[Extracted records]
----

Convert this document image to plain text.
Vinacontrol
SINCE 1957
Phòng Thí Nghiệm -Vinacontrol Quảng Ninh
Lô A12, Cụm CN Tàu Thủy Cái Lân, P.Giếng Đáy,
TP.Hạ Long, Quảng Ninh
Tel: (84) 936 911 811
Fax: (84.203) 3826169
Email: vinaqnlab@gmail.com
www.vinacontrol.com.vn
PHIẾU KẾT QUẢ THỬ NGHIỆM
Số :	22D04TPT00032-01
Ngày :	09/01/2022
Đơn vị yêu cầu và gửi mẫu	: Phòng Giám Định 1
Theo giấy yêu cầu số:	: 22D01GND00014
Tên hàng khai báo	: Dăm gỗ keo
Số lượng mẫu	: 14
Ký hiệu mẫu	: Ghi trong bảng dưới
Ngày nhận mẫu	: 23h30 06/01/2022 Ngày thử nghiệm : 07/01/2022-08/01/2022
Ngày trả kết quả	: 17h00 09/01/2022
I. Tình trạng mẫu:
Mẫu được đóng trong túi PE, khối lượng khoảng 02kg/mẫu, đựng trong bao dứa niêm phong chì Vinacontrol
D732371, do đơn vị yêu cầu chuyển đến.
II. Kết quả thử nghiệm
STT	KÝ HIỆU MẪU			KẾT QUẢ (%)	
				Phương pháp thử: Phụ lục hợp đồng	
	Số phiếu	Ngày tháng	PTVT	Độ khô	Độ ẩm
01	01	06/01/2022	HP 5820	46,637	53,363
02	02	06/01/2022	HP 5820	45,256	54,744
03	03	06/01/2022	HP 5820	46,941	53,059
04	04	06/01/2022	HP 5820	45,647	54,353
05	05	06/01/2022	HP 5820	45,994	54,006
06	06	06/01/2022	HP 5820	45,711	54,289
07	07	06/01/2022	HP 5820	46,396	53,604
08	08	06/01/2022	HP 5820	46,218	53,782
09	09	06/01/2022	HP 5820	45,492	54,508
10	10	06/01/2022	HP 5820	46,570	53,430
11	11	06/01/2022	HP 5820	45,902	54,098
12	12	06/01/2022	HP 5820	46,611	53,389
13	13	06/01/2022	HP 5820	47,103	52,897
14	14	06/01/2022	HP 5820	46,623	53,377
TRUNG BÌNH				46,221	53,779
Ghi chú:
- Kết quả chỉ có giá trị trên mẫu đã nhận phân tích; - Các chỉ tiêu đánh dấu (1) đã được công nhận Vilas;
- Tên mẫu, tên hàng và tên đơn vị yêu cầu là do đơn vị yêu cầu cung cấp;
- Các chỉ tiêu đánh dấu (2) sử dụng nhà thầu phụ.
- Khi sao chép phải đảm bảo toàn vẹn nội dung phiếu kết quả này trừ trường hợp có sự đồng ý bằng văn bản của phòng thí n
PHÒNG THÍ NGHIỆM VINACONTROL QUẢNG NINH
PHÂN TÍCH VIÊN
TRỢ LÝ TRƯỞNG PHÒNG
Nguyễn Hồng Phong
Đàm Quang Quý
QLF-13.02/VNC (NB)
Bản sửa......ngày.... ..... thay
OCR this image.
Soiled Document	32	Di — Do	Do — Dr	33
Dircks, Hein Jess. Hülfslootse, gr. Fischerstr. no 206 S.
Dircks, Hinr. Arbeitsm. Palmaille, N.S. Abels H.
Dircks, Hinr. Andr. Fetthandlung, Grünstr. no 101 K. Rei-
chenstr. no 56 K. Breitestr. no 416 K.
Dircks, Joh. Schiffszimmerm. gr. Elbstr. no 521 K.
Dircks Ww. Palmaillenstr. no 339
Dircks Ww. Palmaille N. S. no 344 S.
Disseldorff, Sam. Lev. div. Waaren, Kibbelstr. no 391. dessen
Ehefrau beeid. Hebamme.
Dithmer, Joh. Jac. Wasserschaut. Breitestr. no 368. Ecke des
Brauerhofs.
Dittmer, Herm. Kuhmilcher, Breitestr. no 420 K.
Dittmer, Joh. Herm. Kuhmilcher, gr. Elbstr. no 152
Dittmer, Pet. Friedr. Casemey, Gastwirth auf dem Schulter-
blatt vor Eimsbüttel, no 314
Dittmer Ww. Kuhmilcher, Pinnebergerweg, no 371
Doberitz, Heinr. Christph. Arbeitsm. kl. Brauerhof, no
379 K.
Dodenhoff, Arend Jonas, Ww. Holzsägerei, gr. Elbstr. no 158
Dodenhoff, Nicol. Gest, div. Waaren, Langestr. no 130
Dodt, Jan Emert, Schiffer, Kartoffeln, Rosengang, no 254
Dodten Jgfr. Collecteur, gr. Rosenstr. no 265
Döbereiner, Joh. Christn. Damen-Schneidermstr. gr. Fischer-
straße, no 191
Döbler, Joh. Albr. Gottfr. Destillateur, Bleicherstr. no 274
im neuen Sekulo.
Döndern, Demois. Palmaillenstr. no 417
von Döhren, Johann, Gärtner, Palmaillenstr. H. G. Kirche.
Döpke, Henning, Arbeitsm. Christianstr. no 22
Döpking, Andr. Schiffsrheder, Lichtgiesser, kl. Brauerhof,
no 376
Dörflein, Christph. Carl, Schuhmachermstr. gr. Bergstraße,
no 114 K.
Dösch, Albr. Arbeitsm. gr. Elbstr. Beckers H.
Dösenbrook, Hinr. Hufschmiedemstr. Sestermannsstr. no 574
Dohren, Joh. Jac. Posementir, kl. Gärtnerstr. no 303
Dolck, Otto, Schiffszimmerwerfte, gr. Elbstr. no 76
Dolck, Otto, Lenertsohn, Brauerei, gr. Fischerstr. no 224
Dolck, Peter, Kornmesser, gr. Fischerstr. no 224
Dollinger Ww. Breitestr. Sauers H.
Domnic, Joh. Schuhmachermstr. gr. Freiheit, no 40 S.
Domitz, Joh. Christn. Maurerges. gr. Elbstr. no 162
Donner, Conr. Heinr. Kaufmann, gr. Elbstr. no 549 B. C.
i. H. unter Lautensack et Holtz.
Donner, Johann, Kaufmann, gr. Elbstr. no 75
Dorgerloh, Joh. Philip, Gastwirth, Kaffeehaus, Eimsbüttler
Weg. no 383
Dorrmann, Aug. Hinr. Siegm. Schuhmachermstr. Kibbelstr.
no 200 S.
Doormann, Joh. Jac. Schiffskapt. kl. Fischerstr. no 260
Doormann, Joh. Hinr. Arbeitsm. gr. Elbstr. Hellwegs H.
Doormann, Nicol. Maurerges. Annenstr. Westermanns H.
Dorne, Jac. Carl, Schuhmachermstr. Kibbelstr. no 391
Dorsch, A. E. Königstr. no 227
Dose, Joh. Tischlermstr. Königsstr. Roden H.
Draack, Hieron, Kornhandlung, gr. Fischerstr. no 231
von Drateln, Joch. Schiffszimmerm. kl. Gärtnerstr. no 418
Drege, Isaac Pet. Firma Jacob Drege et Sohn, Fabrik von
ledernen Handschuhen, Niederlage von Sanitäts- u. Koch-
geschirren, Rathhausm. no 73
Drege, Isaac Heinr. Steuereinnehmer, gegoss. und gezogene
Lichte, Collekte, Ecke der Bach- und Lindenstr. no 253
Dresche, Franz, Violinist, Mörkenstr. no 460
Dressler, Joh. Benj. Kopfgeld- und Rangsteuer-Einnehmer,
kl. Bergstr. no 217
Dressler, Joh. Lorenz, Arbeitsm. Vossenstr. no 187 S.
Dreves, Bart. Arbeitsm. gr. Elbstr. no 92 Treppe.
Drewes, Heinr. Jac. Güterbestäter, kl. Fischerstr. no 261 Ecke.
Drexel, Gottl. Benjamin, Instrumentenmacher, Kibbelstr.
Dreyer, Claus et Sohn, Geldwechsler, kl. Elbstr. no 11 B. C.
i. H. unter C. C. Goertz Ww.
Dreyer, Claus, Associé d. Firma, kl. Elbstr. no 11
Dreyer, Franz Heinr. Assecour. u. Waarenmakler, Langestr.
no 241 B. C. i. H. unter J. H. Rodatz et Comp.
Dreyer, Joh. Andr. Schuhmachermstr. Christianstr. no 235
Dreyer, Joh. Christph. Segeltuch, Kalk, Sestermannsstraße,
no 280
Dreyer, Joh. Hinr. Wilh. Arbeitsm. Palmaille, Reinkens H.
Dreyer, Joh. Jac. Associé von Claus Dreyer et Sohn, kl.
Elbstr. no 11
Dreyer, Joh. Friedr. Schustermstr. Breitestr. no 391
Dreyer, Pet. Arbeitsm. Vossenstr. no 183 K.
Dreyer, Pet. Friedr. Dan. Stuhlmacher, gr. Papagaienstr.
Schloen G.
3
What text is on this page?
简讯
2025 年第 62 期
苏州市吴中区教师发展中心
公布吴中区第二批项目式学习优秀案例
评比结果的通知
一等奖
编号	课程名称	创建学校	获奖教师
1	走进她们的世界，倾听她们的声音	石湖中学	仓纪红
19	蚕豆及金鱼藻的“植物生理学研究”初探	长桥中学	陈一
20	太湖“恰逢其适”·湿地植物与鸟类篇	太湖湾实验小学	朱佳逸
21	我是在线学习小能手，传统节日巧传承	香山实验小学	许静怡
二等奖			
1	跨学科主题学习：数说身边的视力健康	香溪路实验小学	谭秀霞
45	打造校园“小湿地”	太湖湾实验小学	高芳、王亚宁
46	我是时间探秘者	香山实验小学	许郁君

----

§ Task brief
List all lines above in which the string "Drege" appears.

§ Result
Drege, Isaac Pet. Firma Jacob Drege et Sohn, Fabrik von
Drege, Isaac Heinr. Steuereinnehmer, gegoss. und gezogene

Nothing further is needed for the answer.